What if the beliefs you carry about yourself — the shame, the self-doubt, the feeling that you're not enough — aren't actually you? What if they're just programs running in the background, installed without your permission, and more importantly... uninstallable?
Here's a framework that might change how you see your mind.
There's a growing body of thought — from physicists to philosophers — that reality itself is computational. That the universe, at its deepest level, operates like a massive computer. Whether or not you take that literally, it offers a surprisingly useful lens for understanding yourself.
If the universe is a computer, then you are an object within it. A data structure. A process. And your mind? Your mind is the operating system.
When you came into the world, you arrived with no pre-loaded software. No beliefs about yourself. No filters on reality. Just raw hardware, ready to run whatever got installed.
Then life began installing programs.
Some of those programs serve you. The one that says "I am capable" or "people can be trusted" or "hard work pays off." But some of them don't. And here's the part that matters: a lot of the programs that are running your life right now were installed without your consent, by experiences you had as a child, before you had any ability to evaluate whether they were true.

What this task involves
Revise the passage on the mind as an operating system, starting at "What if the beliefs" and ending at "see your mind.", replacing "programs" with "scripts".

Collected data entries

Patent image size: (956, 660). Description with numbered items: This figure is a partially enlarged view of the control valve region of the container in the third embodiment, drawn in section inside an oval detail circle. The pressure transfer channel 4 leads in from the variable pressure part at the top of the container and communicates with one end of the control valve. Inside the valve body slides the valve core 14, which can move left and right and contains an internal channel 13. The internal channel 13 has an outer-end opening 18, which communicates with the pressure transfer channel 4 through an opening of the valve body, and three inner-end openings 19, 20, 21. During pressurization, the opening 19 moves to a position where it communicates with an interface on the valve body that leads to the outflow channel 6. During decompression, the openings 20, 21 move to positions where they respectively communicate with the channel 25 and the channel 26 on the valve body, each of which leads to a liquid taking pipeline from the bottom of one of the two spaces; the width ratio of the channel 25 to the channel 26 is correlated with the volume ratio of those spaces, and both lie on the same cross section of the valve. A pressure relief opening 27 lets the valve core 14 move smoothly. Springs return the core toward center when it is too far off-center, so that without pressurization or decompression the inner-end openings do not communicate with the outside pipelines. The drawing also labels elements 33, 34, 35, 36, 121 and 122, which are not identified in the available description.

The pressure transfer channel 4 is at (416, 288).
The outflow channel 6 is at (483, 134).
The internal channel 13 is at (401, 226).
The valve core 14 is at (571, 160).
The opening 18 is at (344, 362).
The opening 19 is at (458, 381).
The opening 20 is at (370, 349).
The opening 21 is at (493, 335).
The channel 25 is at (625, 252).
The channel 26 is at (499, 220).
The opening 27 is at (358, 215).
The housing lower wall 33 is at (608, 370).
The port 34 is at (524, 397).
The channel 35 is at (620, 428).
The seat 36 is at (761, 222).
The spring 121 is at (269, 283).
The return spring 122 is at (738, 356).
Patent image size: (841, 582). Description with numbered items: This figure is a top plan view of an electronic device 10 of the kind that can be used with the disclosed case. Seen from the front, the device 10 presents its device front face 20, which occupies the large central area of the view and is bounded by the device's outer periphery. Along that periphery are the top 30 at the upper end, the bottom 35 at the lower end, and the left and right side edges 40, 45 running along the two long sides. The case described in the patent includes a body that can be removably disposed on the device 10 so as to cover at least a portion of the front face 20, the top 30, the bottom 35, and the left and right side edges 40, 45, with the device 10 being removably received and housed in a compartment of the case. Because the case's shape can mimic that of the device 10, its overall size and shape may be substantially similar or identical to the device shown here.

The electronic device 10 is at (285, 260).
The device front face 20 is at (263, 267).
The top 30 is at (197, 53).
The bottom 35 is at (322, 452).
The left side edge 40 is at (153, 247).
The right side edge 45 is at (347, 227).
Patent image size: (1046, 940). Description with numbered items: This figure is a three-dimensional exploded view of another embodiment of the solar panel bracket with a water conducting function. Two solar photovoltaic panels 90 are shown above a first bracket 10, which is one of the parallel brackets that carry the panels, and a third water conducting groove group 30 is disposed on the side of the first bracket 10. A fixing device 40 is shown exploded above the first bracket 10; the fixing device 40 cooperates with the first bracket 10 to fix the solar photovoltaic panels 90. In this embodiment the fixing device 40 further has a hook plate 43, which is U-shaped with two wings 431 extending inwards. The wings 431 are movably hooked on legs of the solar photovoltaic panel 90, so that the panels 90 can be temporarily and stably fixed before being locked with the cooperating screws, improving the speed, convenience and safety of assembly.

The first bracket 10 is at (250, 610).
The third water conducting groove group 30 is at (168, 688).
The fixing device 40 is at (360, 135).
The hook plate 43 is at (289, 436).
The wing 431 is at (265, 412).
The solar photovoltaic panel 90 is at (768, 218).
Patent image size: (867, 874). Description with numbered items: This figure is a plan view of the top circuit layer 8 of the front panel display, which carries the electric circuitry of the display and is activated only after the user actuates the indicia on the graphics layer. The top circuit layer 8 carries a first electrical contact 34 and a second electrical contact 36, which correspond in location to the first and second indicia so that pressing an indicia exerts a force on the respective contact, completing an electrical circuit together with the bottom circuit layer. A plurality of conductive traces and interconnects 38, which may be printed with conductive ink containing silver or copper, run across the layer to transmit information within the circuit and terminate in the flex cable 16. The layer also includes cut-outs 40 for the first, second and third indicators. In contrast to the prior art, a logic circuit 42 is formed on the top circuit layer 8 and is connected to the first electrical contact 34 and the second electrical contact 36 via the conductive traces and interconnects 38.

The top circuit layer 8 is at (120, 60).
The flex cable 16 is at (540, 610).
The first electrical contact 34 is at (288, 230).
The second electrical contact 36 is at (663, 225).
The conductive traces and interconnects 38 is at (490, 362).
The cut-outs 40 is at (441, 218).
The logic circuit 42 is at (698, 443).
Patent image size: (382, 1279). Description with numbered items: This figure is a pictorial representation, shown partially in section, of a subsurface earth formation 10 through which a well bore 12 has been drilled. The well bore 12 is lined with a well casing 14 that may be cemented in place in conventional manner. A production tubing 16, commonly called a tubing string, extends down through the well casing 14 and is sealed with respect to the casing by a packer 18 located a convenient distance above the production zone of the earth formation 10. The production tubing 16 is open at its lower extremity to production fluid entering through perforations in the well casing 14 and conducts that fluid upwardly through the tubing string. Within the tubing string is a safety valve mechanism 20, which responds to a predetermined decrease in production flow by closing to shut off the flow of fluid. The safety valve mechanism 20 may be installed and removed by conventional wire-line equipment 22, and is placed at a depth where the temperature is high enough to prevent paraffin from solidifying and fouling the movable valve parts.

Reply
What if the beliefs you carry about yourself — the shame, the self-doubt, the feeling that you're not enough — aren't actually you? What if they're just scripts running in the background, installed without your permission, and more importantly... uninstallable?
Here's a framework that might change how you see your mind.